---- RECORDS TO USE

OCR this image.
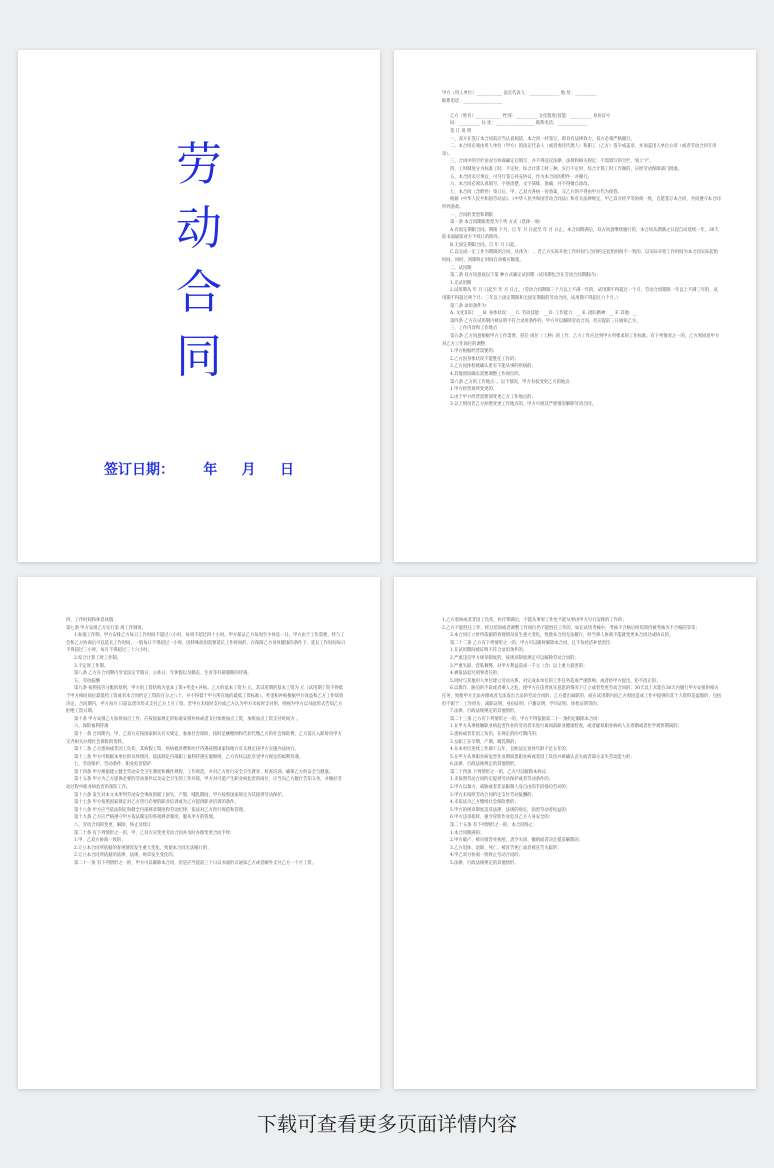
劳
动
合
同
签订日期： 年 月 日

甲方（用人单位）____________ 法定代表人：______________ 地 址：__________

联系电话：__________________

乙方（姓名）____________ 性别：__________ 文化程度/技能：__________ 身份证号

码：__________ 住 址：__________________ 联系电话：______________

签 订 说 明

一、双方在签订本合同前应当认真阅读，本合同一经签订，即具有法律效力，双方必须严格履行。

二、本合同必须由用人单位（甲方）的法定代表人（或者委托代理人）和职工（乙方）签字或盖章，并加盖用人单位公章（或者劳动合同专用章）。

三、合同中的空栏由双方协商确定后填写，并不得违反法律、法规和相关规定；不需填写的空栏，划上“/”。

四、工时制度分为标准工时、不定时、综合计算工时三种。实行不定时、综合计算工时工作制的，应经劳动保障部门批准。

五、本合同未尽事宜，可另行签订补充协议，作为本合同的附件一并履行。

六、本合同必须认真填写，字迹清楚、文字简练、准确，并不得擅自涂改。

七、本合同（含附件）签订后，甲、乙双方各执一份备案，交乙方的不得由甲方代为保管。

根据《中华人民共和国劳动法》、《中华人民共和国劳动合同法》和有关法律规定，甲乙双方经平等协商一致，自愿签订本合同，共同遵守本合同所列条款。

一、合同的类型和期限

第一条 本合同期限类型为下列 方式（选择一项）

A.有固定期限合同。期限 个月。自 年 月 日起至 年 月 日止。本合同期满后，双方同意继续履行的，本合同从期满之日起自动延续一年，30天前书面通知对方不续订的除外。

B.无固定期限合同。自 年 月 日起。

C.以完成一定工作为期限的合同，具体为： 。若乙方实际开始工作时间与合同约定起始时间不一致的，以实际开始工作时间为本合同实际起始时间，同时，到期终止时间自动相应顺延。

二、试用期

第二条 双方同意按以下第 种方式确定试用期（试用期包含在劳动合同期限内）：

1.无试用期

2.试用期从 年 月 日起至 年 月 日止。（劳动合同期限三个月以上不满一年的，试用期不得超过一个月；劳动合同期限一年以上不满三年的，试用期不得超过两个月；三年以上固定期限和无固定期限的劳动合同，试用期不得超过六个月。）

第三条 录用条件为：

A. 文化知识：__ B. 身体状况：__ C. 劳动技能：__ D. 工作能力：__ E. 团队精神：__ F. 其他：__

第四条 乙方在试用期内被证明不符合录用条件的，甲方可以解除劳动合同，但应提前三日通知乙方。

三、工作内容和工作地点

第五条 乙方同意根据甲方工作需要，担任 岗位（工种）的工作，乙方工作应达到甲方所要求的工作标准。有下列情况之一的，乙方须同意甲方对乙方工作岗位的调整：

1.甲方根据经营需要的；

2.乙方因身体状况不能胜任工作的；

3.乙方因体检被确认患有不能从事的疾病的；

4.其他原因确实需要调整工作岗位的。

第六条 乙方的工作地点：。以下情况，甲方有权变更乙方的地点：

1.甲方经营场所变更的；

2.由于甲方经营需要须变更乙方工作地点的；

3.以上情况若乙方拒绝变更工作地点的，甲方可视其严重情况解除劳动合同。

四、工作时间和休息休假

第七条 甲方安排乙方实行第 周工作制度。

1.标准工作制。甲方安排乙方每日工作时间不超过八小时，每周不超过四十小时。甲方保证乙方每周至少休息一日。甲方由于工作需要，经与工会和乙方协商后可以延长工作时间，一般每日不得超过一小时，因特殊原因需要延长工作时间的，在保障乙方身体健康的条件下，延长工作时间每日不得超过三小时，每月不得超过三十六小时。

2.综合计算工时工作制。

3.不定时工作制。

第八条 乙方在合同期内享受法定节假日、公休日、年休假以及婚丧、生育等有薪假期的待遇。

五、劳动报酬

第九条 按照按劳分配的原则，甲方的工资结构为基本工资+奖金+补贴。乙方的基本工资为 元，其试用期的基本工资为 元（试用期工资不得低于甲方相同岗位最低档工资或者本合同约定工资的百分之八十，并不得低于甲方所在地的最低工资标准）。奖金和补贴根据甲方效益和乙方工作绩效决定。合同期内，甲方每月 日前以货币形式支付乙方上月工资，若甲方未按时支付或乙方认为甲方未按时支付的，则视为甲方以书面形式告知乙方拒绝工资日期。

第十条 甲方安排乙方加班加点工作，应按国家规定的标准安排补休或者支付加班加点工资，加班加点工资支付时间为 。

六、保险福利待遇

第十一条 合同期内，甲、乙双方应按国家相关有关规定，参加社会保险，按时足额缴纳和代扣代缴乙方的社会保险费。乙方需在入职时向甲方交齐相关办理社会保险的资料。

第十二条 乙方患病或非因工负伤，其病假工资、疾病救济费和医疗待遇按照国家和地方有关规定按甲方实施办法执行。

第十三条 甲方可根据本单位的具体情况，依法制定内部职工福利待遇实施细则，乙方有权以此享受甲方规定的福利待遇。

七、劳动保护、劳动条件、职业危害防护

第十四条 甲方根据建立健全劳动安全卫生制度和操作规程、工作规范，并对乙方进行安全卫生教育、检查培训，确保乙方的安全与健康。

第十五条 甲方为乙方提供必要的劳动条件以及安全卫生的工作环境，甲方对可能产生职业病危害的岗位，应当向乙方履行告知义务，并做好劳动过程中职业病危害的预防工作。

第十六条 发生对本文本所列劳动安全事故的职工损失，产假、哺乳期间，甲方按照国家规定为其提供劳动保护。

第十七条 甲方按照国家规定对乙方进行必要的职业培训或为乙方提供职业培训的条件。

第十八条 甲方应当依法制定和健全内部规章制度和劳动纪律，依法对乙方进行规范和管理。

第十九条 乙方应严格遵守甲方依法制定的各项规章制度，服从甲方的管理。

八、劳动合同的变更、解除、终止及续订

第二十条 有下列情形之一的，甲、乙双方应变更劳动合同并及时办理变更合同手续：

1.甲、乙双方协商一致的；

2.订立本合同所依据的客观情况发生重大变化，致使本合同无法履行的；

3.订立本合同所依据的法律、法规、规章发生变化的。

第二十一条 有下列情形之一的，甲方可以解除本合同，但是应当提前三十日以书面形式通知乙方或者额外支付乙方一个月工资。

1.乙方患病或者非因工负伤，医疗期满后，不能从事原工作也不能从事由甲方另行安排的工作的；

2.乙方不能胜任工作，经过培训或者调整工作岗位仍不能胜任工作的，如在试用考核中，考核不合格后经培训仍被考核为不合格的等等；

3.本合同订立时所依据的客观情况发生重大变化，致使本合同无法履行，经当事人协商不能就变更本合同达成协议的。

第二十二条 乙方有下列情形之一的，甲方可以随时解除本合同，且不负经济补偿责任：

1.在试用期间被证明不符合录用条件的；

2.严重违反甲方规章制度的，按规章制度规定可以解除劳动合同的；

3.严重失职、营私舞弊，对甲方利益造成一千元（含）以上重大损害的；

4.被依法追究刑事责任的；

5.同时与其他用人单位建立劳动关系，对完成本单位的工作任务造成严重影响，或者经甲方提出，拒不改正的；

6.以欺诈、胁迫的手段或者乘人之危，使甲方在违背真实意思的情况下订立或者变更劳动合同的；30天以上未能在30天内履行甲方安排的相关任务，致使甲方无法办理或者无法发出合法的劳动合同的；乙方提出离职的，或在试用期内因乙方原因造成工作中提供的其个人资料是虚假的，包括但不限于：工作经历、离职证明、身份证明、户籍证明、学历证明、体检证明等的；

7.法律、行政法规规定的其他情形。

第二十三条 乙方有下列情形之一的，甲方不得依据第二十一条约定解除本合同：

1.在甲方从事接触职业病危害作业的劳动者未进行离岗前职业健康检查，或者疑似职业病病人在诊断或者医学观察期间的；

2.患病或者非因工负伤，在规定的医疗期内的；

3.女职工在孕期、产期、哺乳期的；

4.在本单位连续工作满十五年，且距法定退休年龄不足五年的；

5.在甲方从事职业病危害作业期间患职业病或者因工负伤并被确认丧失或者部分丧失劳动能力的；

6.法律、行政法规规定的其他情形。

第二十四条 下列情形之一的，乙方可以解除本协议：

1.未按照劳动合同约定提供劳动保护或者劳动条件的；

2.甲方以暴力、威胁或者非法限制人身自由的手段强迫劳动的；

3.甲方未按照劳动合同约定支付劳动报酬的；

4.未依法为乙方缴纳社会保险费的；

5.甲方的规章制度违反法律、法规的规定，损害劳动者权益的；

6.甲方违章指挥、强令冒险作业危及乙方人身安全的；

第二十五条 有下列情形之一的，本合同终止：

1.本合同期满的；

2.甲方破产、被吊销营业执照、责令关闭、撤销或者决定提前解散的；

3.乙方退休、退职、死亡、被宣告死亡或者被宣告失踪的；

4.甲乙双方协商一致终止劳动合同的；

5.法律、行政法规规定的其他情形。

下载可查看更多页面详情内容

--------

GIVEN PROBLEM => How many of the listing's lines contain "乙方有下列情形之一的"? Respond with a single number and nothing else.

ANSWER BELOW => 2